RAW RECORDS –
┄┄┄┄┄┄

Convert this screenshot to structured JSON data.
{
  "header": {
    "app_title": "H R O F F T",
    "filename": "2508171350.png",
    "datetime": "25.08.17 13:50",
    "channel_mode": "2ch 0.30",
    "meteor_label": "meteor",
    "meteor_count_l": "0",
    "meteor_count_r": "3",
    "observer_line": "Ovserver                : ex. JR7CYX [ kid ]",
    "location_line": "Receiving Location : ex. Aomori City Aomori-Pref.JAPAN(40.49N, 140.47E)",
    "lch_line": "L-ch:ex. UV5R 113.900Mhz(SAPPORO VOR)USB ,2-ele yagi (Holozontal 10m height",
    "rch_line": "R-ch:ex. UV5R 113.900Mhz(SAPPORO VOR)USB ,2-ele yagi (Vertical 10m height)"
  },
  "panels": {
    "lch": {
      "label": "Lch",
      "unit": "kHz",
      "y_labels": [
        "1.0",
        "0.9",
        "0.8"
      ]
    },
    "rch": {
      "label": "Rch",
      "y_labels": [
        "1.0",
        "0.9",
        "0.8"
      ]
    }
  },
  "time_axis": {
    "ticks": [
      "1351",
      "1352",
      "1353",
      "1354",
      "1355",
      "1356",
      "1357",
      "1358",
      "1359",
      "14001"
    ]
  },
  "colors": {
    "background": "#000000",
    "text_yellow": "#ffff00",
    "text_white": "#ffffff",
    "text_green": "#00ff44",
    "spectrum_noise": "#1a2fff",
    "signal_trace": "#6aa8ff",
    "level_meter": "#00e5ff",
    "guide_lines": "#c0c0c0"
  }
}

┄┄┄┄┄┄

PROBLEM TO SOLVE – Using the entries above, return each line that includes the word "height".

SOLUTION FOR THIS PROBLEM –
    "lch_line": "L-ch:ex. UV5R 113.900Mhz(SAPPORO VOR)USB ,2-ele yagi (Holozontal 10m height",
    "rch_line": "R-ch:ex. UV5R 113.900Mhz(SAPPORO VOR)USB ,2-ele yagi (Vertical 10m height)"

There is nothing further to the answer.